| Task requirements |
Where a line below holds the string "Information", that line goes into the answer.

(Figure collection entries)
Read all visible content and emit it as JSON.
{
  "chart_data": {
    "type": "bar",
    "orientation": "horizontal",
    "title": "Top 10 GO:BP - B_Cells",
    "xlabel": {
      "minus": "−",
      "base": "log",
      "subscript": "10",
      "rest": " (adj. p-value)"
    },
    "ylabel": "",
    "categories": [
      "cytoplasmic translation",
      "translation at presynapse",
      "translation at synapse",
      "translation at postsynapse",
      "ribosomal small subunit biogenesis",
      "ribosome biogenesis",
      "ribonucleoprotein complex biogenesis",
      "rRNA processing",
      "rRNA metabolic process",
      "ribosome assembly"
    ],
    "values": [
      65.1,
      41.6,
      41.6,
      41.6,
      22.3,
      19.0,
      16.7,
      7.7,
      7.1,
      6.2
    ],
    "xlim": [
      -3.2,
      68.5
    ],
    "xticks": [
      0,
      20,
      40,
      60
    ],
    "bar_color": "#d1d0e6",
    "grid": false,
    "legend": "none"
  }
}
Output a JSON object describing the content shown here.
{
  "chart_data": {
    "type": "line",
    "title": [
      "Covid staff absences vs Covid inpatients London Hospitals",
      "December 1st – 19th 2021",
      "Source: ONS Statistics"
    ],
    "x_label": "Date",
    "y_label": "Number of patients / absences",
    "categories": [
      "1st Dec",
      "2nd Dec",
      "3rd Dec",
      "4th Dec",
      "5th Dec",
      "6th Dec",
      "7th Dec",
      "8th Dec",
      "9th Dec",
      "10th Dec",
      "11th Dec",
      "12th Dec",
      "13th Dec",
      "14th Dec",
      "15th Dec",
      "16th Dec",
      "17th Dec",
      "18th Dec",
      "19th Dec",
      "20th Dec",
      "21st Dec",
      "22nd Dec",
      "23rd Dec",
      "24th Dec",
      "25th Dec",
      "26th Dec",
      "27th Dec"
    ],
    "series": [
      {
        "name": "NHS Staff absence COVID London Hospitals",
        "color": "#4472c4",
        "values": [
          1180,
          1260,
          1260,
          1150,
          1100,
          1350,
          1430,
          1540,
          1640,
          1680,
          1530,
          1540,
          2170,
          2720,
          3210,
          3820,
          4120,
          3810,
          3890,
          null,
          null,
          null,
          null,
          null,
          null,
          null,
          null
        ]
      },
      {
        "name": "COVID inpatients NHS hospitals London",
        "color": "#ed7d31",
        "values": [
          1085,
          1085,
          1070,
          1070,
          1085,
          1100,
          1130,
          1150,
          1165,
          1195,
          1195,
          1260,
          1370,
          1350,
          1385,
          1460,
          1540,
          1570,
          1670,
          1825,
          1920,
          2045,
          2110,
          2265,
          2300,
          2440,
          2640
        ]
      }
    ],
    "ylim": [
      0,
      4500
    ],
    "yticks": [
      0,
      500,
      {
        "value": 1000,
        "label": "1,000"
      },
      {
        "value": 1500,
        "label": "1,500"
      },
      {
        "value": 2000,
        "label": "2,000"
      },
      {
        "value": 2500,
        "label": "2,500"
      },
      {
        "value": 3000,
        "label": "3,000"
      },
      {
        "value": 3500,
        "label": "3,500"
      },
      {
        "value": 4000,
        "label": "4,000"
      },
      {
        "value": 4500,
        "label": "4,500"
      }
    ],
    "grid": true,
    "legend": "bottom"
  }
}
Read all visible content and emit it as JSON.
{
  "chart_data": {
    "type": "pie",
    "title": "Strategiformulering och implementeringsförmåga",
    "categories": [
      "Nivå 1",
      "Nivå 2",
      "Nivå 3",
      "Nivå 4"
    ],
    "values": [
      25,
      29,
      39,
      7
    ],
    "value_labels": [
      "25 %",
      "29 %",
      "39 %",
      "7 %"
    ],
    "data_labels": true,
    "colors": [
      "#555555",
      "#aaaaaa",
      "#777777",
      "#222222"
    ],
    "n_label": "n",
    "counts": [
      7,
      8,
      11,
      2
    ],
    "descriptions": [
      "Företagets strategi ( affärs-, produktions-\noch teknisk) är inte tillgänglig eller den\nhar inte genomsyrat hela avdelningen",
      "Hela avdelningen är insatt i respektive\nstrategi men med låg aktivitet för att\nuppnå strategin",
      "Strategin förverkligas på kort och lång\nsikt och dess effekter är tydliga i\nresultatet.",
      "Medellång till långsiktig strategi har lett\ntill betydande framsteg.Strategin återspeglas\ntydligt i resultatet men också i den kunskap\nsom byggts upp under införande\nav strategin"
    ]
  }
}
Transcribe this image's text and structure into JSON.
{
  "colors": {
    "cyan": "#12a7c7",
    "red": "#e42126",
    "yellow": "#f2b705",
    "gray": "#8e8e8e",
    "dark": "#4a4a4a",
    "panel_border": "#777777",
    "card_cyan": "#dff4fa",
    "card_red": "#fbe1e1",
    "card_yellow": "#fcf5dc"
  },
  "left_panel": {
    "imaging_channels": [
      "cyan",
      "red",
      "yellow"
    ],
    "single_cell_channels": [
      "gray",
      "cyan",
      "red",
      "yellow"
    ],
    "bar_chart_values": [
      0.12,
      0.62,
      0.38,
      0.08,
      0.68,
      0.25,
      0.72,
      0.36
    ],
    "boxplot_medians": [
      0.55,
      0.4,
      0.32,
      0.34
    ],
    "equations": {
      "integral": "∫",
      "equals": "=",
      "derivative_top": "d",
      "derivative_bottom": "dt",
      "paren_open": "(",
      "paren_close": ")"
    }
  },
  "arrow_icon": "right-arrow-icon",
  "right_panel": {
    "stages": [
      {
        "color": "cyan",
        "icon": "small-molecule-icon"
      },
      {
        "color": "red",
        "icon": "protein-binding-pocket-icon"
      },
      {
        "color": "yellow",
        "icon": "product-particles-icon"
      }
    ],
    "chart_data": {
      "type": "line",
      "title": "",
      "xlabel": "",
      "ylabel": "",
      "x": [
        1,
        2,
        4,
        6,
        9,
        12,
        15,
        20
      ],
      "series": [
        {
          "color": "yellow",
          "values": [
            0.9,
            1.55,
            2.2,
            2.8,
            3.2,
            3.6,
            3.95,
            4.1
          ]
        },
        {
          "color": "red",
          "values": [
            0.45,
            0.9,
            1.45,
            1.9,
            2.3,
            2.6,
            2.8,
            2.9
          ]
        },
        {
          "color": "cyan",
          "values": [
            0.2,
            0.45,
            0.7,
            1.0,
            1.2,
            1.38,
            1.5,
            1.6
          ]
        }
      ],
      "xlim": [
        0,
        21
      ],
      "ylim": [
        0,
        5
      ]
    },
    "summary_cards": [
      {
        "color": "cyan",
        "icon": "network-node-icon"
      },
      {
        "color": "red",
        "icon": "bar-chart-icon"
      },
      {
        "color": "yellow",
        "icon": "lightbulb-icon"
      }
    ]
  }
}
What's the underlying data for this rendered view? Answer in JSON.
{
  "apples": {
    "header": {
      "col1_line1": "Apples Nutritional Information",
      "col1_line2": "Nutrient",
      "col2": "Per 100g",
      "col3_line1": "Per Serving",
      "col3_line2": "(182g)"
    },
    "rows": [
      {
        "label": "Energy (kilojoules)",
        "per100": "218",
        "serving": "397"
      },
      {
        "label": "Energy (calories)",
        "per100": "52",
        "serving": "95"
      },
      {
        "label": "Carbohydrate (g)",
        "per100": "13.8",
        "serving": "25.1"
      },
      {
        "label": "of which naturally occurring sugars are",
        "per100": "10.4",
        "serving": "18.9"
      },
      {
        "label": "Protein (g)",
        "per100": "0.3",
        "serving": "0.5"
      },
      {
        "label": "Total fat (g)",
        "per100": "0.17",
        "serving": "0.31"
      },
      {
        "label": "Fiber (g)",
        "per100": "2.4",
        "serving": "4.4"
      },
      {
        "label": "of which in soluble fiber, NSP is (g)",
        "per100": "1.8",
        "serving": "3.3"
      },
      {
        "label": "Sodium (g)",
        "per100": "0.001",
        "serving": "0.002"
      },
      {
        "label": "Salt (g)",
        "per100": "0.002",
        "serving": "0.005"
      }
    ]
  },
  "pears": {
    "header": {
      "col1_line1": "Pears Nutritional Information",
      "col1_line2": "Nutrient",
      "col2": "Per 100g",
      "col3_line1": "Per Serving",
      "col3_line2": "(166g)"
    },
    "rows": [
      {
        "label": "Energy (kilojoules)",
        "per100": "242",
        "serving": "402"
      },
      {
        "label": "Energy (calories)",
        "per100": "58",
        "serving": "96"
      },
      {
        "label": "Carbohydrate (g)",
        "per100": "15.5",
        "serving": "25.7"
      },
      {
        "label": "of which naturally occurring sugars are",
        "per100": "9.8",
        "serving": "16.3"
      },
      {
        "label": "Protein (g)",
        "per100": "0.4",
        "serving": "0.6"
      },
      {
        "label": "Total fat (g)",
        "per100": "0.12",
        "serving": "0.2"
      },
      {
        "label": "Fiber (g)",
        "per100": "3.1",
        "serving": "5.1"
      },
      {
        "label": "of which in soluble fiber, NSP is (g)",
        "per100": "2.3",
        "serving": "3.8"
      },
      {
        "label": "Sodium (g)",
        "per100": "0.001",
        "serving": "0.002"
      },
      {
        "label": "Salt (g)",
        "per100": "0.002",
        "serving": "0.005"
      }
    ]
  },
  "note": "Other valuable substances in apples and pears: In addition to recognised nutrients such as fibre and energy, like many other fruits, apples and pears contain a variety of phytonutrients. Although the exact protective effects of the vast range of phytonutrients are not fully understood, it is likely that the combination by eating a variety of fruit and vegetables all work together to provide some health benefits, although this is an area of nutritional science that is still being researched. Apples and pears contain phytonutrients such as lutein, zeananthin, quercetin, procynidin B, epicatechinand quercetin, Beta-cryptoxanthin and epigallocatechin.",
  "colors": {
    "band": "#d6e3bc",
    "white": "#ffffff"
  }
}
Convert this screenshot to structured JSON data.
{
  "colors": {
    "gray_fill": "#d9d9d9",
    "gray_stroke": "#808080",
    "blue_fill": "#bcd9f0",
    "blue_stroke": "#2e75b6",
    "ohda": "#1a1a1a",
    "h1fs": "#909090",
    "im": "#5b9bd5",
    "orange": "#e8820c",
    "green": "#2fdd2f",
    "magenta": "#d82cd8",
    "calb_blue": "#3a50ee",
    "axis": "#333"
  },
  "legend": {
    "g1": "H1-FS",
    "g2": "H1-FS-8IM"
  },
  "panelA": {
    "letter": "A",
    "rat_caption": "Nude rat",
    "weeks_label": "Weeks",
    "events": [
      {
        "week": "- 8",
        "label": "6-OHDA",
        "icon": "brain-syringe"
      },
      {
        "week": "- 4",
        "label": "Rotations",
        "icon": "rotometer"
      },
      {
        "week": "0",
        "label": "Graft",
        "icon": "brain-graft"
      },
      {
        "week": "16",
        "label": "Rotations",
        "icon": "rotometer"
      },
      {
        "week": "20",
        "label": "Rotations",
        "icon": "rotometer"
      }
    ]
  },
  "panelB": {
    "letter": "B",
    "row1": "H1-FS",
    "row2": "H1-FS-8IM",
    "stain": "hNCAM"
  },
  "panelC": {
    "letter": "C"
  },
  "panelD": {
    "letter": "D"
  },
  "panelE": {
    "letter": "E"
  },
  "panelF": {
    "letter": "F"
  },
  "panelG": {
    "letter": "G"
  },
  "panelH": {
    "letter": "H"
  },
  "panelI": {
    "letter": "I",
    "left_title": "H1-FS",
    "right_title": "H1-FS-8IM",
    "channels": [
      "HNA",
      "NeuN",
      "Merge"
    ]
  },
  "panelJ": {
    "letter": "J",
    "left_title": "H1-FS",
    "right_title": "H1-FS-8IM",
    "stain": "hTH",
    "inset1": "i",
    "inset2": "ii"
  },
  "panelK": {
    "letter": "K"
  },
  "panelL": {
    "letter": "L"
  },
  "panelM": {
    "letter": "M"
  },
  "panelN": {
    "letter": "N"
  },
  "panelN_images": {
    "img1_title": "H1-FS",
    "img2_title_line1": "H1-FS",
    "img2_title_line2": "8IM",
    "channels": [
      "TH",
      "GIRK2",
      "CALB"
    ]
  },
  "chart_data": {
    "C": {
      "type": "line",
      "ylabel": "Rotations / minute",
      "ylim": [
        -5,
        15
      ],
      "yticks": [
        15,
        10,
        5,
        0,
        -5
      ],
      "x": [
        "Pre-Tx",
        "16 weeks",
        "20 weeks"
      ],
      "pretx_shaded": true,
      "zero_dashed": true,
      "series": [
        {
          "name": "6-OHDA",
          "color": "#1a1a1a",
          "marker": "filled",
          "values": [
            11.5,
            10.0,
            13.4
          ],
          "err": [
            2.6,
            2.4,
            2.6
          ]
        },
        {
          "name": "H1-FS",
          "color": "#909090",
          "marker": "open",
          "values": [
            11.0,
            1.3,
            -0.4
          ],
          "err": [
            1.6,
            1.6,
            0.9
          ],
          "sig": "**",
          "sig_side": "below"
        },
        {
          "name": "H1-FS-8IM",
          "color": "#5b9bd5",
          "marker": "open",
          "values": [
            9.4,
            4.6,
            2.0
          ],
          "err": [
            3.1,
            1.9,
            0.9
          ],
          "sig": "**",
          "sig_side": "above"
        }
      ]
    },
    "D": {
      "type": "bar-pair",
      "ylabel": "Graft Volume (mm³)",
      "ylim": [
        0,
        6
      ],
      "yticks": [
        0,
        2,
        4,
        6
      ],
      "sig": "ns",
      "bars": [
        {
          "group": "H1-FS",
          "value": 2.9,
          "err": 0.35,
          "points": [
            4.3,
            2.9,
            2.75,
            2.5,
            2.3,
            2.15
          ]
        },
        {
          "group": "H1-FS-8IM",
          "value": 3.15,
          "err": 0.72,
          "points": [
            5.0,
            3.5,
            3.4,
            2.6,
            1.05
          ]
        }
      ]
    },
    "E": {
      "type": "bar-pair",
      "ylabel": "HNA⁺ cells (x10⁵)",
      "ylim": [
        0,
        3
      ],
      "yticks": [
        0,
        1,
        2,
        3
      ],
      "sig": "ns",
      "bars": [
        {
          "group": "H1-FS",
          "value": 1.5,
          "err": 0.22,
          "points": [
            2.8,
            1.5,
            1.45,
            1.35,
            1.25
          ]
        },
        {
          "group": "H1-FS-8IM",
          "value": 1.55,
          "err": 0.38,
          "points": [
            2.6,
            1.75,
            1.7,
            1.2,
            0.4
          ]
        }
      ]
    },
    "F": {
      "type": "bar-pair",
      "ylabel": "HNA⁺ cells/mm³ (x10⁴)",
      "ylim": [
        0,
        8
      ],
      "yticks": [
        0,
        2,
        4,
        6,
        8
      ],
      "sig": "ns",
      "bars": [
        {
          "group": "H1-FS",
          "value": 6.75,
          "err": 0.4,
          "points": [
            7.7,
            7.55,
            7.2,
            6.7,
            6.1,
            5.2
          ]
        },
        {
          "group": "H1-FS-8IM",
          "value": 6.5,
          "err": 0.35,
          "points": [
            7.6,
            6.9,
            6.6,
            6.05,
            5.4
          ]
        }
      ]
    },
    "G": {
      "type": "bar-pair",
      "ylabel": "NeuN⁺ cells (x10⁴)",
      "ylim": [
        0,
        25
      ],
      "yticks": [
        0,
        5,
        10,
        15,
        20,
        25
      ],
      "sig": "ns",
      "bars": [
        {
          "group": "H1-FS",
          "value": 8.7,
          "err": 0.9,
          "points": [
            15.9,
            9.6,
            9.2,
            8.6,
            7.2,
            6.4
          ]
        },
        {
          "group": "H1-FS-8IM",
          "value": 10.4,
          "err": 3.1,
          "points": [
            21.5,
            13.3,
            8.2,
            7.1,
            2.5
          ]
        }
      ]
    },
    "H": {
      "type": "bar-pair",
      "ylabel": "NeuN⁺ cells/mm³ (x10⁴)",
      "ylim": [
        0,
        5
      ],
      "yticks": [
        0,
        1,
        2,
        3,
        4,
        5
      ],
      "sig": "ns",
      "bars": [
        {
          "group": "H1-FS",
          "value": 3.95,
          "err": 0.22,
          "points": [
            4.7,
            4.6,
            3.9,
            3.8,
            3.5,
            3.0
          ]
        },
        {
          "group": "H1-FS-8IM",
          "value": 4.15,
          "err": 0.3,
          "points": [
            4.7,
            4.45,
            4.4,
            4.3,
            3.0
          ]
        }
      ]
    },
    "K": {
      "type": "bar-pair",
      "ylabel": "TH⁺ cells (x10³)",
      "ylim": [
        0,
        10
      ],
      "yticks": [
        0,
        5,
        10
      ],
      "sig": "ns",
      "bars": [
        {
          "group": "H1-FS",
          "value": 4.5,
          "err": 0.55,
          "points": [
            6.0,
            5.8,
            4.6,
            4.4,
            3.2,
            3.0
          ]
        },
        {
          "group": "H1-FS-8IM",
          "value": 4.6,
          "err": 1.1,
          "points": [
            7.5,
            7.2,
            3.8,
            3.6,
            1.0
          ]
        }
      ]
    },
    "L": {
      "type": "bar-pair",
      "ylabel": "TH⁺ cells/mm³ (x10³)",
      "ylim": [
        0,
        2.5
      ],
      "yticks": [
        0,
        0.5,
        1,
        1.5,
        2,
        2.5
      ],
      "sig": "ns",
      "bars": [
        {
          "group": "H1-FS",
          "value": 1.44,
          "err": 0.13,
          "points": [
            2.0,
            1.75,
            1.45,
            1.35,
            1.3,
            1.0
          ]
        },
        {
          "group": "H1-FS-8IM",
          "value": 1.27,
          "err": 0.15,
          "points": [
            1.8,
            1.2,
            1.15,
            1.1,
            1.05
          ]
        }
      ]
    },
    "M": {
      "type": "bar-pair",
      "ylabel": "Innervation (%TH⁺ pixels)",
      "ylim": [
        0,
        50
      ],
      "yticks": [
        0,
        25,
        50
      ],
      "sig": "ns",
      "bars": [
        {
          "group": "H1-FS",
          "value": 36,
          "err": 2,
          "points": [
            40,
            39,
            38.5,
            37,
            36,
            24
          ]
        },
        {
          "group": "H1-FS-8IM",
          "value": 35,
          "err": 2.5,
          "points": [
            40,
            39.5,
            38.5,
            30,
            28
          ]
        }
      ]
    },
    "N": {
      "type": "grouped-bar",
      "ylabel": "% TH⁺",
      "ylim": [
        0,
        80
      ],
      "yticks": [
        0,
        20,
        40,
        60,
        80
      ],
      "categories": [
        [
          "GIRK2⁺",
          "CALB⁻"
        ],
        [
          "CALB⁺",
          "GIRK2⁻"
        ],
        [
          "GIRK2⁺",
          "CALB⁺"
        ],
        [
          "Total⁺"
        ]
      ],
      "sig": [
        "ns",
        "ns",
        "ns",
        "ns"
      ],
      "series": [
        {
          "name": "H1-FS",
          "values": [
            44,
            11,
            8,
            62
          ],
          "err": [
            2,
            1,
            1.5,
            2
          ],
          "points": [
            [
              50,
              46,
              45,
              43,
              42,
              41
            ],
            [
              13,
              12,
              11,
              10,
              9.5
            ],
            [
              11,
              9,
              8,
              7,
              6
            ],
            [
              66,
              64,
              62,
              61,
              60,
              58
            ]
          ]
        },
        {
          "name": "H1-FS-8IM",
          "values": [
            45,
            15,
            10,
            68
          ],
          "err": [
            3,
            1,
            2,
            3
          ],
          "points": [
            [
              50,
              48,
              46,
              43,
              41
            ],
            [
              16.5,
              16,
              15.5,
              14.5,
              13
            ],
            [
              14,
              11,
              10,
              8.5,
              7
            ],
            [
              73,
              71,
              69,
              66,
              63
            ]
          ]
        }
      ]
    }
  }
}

| Solution |
      "col1_line1": "Apples Nutritional Information",
      "col1_line1": "Pears Nutritional Information",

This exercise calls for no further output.